[TASK GOAL]
Transcribe every entry word for word, but skip the images.

[DATA LISTING]
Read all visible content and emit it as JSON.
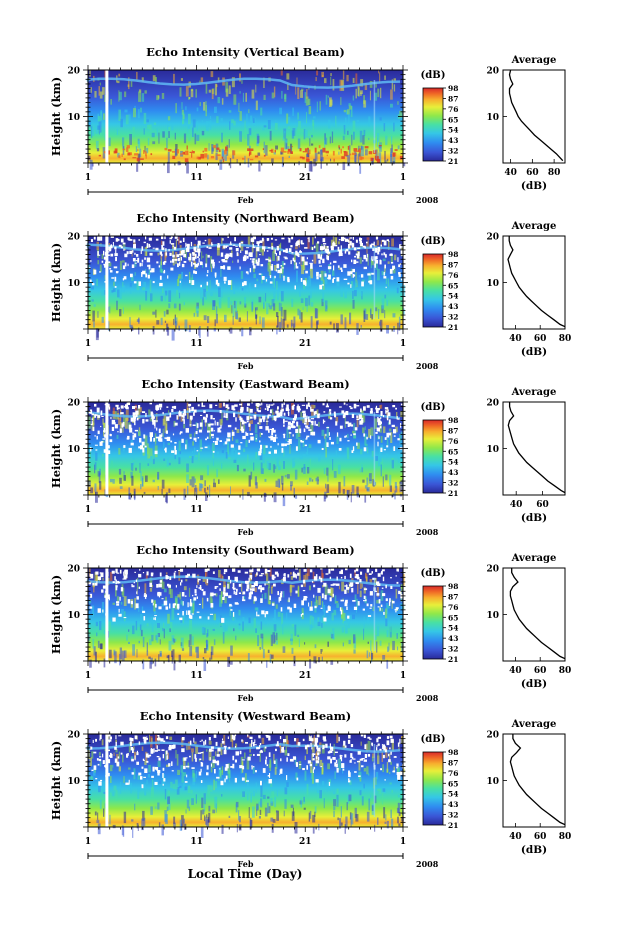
{
  "figure": {
    "xlabel": "Local Time (Day)",
    "x_ticklabels": [
      "1",
      "11",
      "21",
      "1"
    ],
    "month_label": "Feb",
    "year_label": "2008",
    "ylabel": "Height (km)",
    "y_ticklabels": [
      "10",
      "20"
    ],
    "colorbar_unit": "(dB)",
    "colorbar_ticklabels": [
      "21",
      "32",
      "43",
      "54",
      "65",
      "76",
      "87",
      "98"
    ],
    "profile_title": "Average",
    "profile_xlabel": "(dB)"
  },
  "chart_data": [
    {
      "type": "heatmap",
      "title": "Echo Intensity (Vertical Beam)",
      "ylim": [
        0,
        20
      ],
      "colorbar_range": [
        21,
        98
      ],
      "profile": {
        "type": "line",
        "xlim": [
          33,
          90
        ],
        "x_ticklabels": [
          "40",
          "60",
          "80"
        ],
        "heights": [
          0.5,
          1,
          2,
          3,
          4,
          5,
          6,
          7,
          8,
          9,
          10,
          11,
          12,
          13,
          14,
          15,
          16,
          17,
          18,
          19,
          20
        ],
        "values": [
          88,
          86,
          82,
          77,
          72,
          67,
          62,
          58,
          54,
          50,
          47,
          45,
          43,
          41,
          40,
          39,
          39,
          42,
          40,
          39,
          40
        ]
      }
    },
    {
      "type": "heatmap",
      "title": "Echo Intensity (Northward Beam)",
      "ylim": [
        0,
        20
      ],
      "colorbar_range": [
        21,
        98
      ],
      "profile": {
        "type": "line",
        "xlim": [
          30,
          80
        ],
        "x_ticklabels": [
          "40",
          "60",
          "80"
        ],
        "heights": [
          0.5,
          1,
          2,
          3,
          4,
          5,
          6,
          7,
          8,
          9,
          10,
          11,
          12,
          13,
          14,
          15,
          16,
          17,
          18,
          19,
          20
        ],
        "values": [
          80,
          76,
          71,
          66,
          61,
          57,
          53,
          49,
          46,
          43,
          41,
          39,
          37,
          36,
          35,
          34,
          36,
          38,
          36,
          35,
          35
        ]
      }
    },
    {
      "type": "heatmap",
      "title": "Echo Intensity (Eastward Beam)",
      "ylim": [
        0,
        20
      ],
      "colorbar_range": [
        21,
        98
      ],
      "profile": {
        "type": "line",
        "xlim": [
          30,
          77
        ],
        "x_ticklabels": [
          "40",
          "60"
        ],
        "heights": [
          0.5,
          1,
          2,
          3,
          4,
          5,
          6,
          7,
          8,
          9,
          10,
          11,
          12,
          13,
          14,
          15,
          16,
          17,
          18,
          19,
          20
        ],
        "values": [
          77,
          74,
          69,
          64,
          60,
          56,
          52,
          48,
          45,
          42,
          40,
          38,
          37,
          36,
          35,
          34,
          35,
          38,
          36,
          35,
          35
        ]
      }
    },
    {
      "type": "heatmap",
      "title": "Echo Intensity (Southward Beam)",
      "ylim": [
        0,
        20
      ],
      "colorbar_range": [
        21,
        98
      ],
      "profile": {
        "type": "line",
        "xlim": [
          30,
          80
        ],
        "x_ticklabels": [
          "40",
          "60",
          "80"
        ],
        "heights": [
          0.5,
          1,
          2,
          3,
          4,
          5,
          6,
          7,
          8,
          9,
          10,
          11,
          12,
          13,
          14,
          15,
          16,
          17,
          18,
          19,
          20
        ],
        "values": [
          80,
          76,
          71,
          66,
          61,
          57,
          53,
          49,
          46,
          43,
          41,
          39,
          38,
          37,
          36,
          36,
          38,
          42,
          39,
          37,
          37
        ]
      }
    },
    {
      "type": "heatmap",
      "title": "Echo Intensity (Westward Beam)",
      "ylim": [
        0,
        20
      ],
      "colorbar_range": [
        21,
        98
      ],
      "profile": {
        "type": "line",
        "xlim": [
          30,
          80
        ],
        "x_ticklabels": [
          "40",
          "60",
          "80"
        ],
        "heights": [
          0.5,
          1,
          2,
          3,
          4,
          5,
          6,
          7,
          8,
          9,
          10,
          11,
          12,
          13,
          14,
          15,
          16,
          17,
          18,
          19,
          20
        ],
        "values": [
          80,
          76,
          71,
          66,
          61,
          57,
          53,
          49,
          46,
          43,
          41,
          39,
          38,
          37,
          36,
          37,
          41,
          44,
          40,
          38,
          38
        ]
      }
    }
  ],
  "colormap": [
    "#2a2a9a",
    "#3a56d6",
    "#2f8cf0",
    "#35c7e6",
    "#48e0a4",
    "#8fe84a",
    "#e8ef3a",
    "#f7b02e",
    "#f06a26",
    "#d92a2a"
  ]
}
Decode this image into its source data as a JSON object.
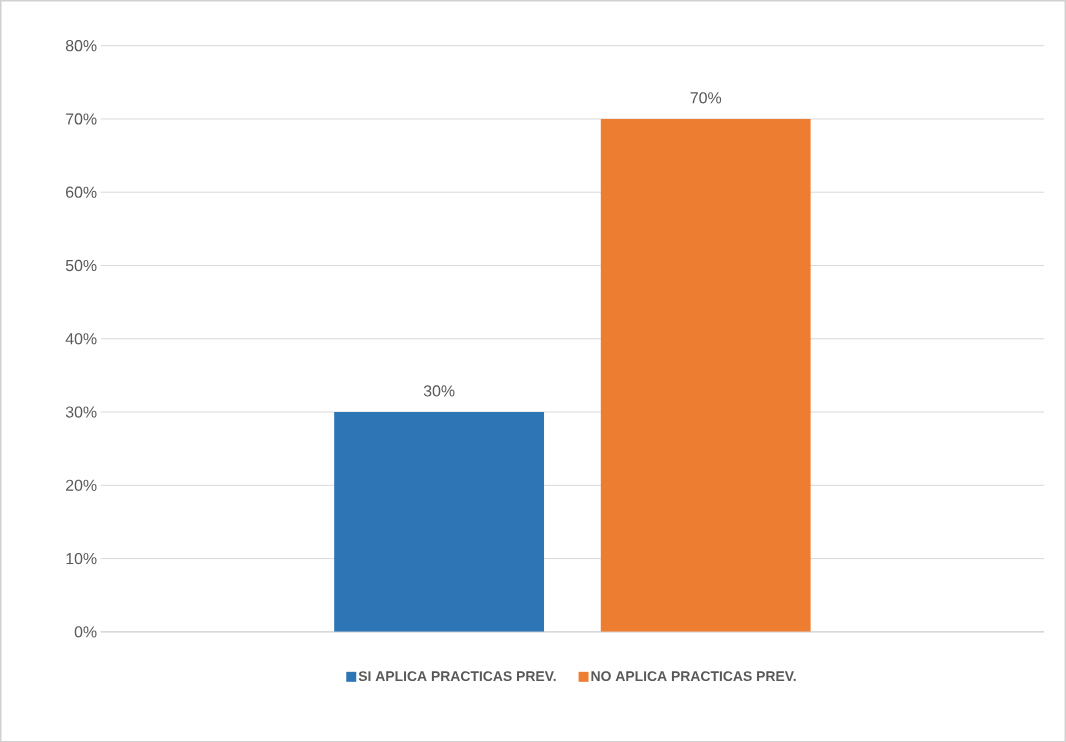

[RESULT OF THIS EXERCISE]
Read all visible content and emit it as JSON.
{
  "figure": {
    "xlabel": "Local Time (Day)",
    "x_ticklabels": [
      "1",
      "11",
      "21",
      "1"
    ],
    "month_label": "Feb",
    "year_label": "2008",
    "ylabel": "Height (km)",
    "y_ticklabels": [
      "10",
      "20"
    ],
    "colorbar_unit": "(dB)",
    "colorbar_ticklabels": [
      "21",
      "32",
      "43",
      "54",
      "65",
      "76",
      "87",
      "98"
    ],
    "profile_title": "Average",
    "profile_xlabel": "(dB)"
  },
  "chart_data": [
    {
      "type": "heatmap",
      "title": "Echo Intensity (Vertical Beam)",
      "ylim": [
        0,
        20
      ],
      "colorbar_range": [
        21,
        98
      ],
      "profile": {
        "type": "line",
        "xlim": [
          33,
          90
        ],
        "x_ticklabels": [
          "40",
          "60",
          "80"
        ],
        "heights": [
          0.5,
          1,
          2,
          3,
          4,
          5,
          6,
          7,
          8,
          9,
          10,
          11,
          12,
          13,
          14,
          15,
          16,
          17,
          18,
          19,
          20
        ],
        "values": [
          88,
          86,
          82,
          77,
          72,
          67,
          62,
          58,
          54,
          50,
          47,
          45,
          43,
          41,
          40,
          39,
          39,
          42,
          40,
          39,
          40
        ]
      }
    },
    {
      "type": "heatmap",
      "title": "Echo Intensity (Northward Beam)",
      "ylim": [
        0,
        20
      ],
      "colorbar_range": [
        21,
        98
      ],
      "profile": {
        "type": "line",
        "xlim": [
          30,
          80
        ],
        "x_ticklabels": [
          "40",
          "60",
          "80"
        ],
        "heights": [
          0.5,
          1,
          2,
          3,
          4,
          5,
          6,
          7,
          8,
          9,
          10,
          11,
          12,
          13,
          14,
          15,
          16,
          17,
          18,
          19,
          20
        ],
        "values": [
          80,
          76,
          71,
          66,
          61,
          57,
          53,
          49,
          46,
          43,
          41,
          39,
          37,
          36,
          35,
          34,
          36,
          38,
          36,
          35,
          35
        ]
      }
    },
    {
      "type": "heatmap",
      "title": "Echo Intensity (Eastward Beam)",
      "ylim": [
        0,
        20
      ],
      "colorbar_range": [
        21,
        98
      ],
      "profile": {
        "type": "line",
        "xlim": [
          30,
          77
        ],
        "x_ticklabels": [
          "40",
          "60"
        ],
        "heights": [
          0.5,
          1,
          2,
          3,
          4,
          5,
          6,
          7,
          8,
          9,
          10,
          11,
          12,
          13,
          14,
          15,
          16,
          17,
          18,
          19,
          20
        ],
        "values": [
          77,
          74,
          69,
          64,
          60,
          56,
          52,
          48,
          45,
          42,
          40,
          38,
          37,
          36,
          35,
          34,
          35,
          38,
          36,
          35,
          35
        ]
      }
    },
    {
      "type": "heatmap",
      "title": "Echo Intensity (Southward Beam)",
      "ylim": [
        0,
        20
      ],
      "colorbar_range": [
        21,
        98
      ],
      "profile": {
        "type": "line",
        "xlim": [
          30,
          80
        ],
        "x_ticklabels": [
          "40",
          "60",
          "80"
        ],
        "heights": [
          0.5,
          1,
          2,
          3,
          4,
          5,
          6,
          7,
          8,
          9,
          10,
          11,
          12,
          13,
          14,
          15,
          16,
          17,
          18,
          19,
          20
        ],
        "values": [
          80,
          76,
          71,
          66,
          61,
          57,
          53,
          49,
          46,
          43,
          41,
          39,
          38,
          37,
          36,
          36,
          38,
          42,
          39,
          37,
          37
        ]
      }
    },
    {
      "type": "heatmap",
      "title": "Echo Intensity (Westward Beam)",
      "ylim": [
        0,
        20
      ],
      "colorbar_range": [
        21,
        98
      ],
      "profile": {
        "type": "line",
        "xlim": [
          30,
          80
        ],
        "x_ticklabels": [
          "40",
          "60",
          "80"
        ],
        "heights": [
          0.5,
          1,
          2,
          3,
          4,
          5,
          6,
          7,
          8,
          9,
          10,
          11,
          12,
          13,
          14,
          15,
          16,
          17,
          18,
          19,
          20
        ],
        "values": [
          80,
          76,
          71,
          66,
          61,
          57,
          53,
          49,
          46,
          43,
          41,
          39,
          38,
          37,
          36,
          37,
          41,
          44,
          40,
          38,
          38
        ]
      }
    }
  ],
  "colormap": [
    "#2a2a9a",
    "#3a56d6",
    "#2f8cf0",
    "#35c7e6",
    "#48e0a4",
    "#8fe84a",
    "#e8ef3a",
    "#f7b02e",
    "#f06a26",
    "#d92a2a"
  ]
}
Decode this image into its source data as a JSON object.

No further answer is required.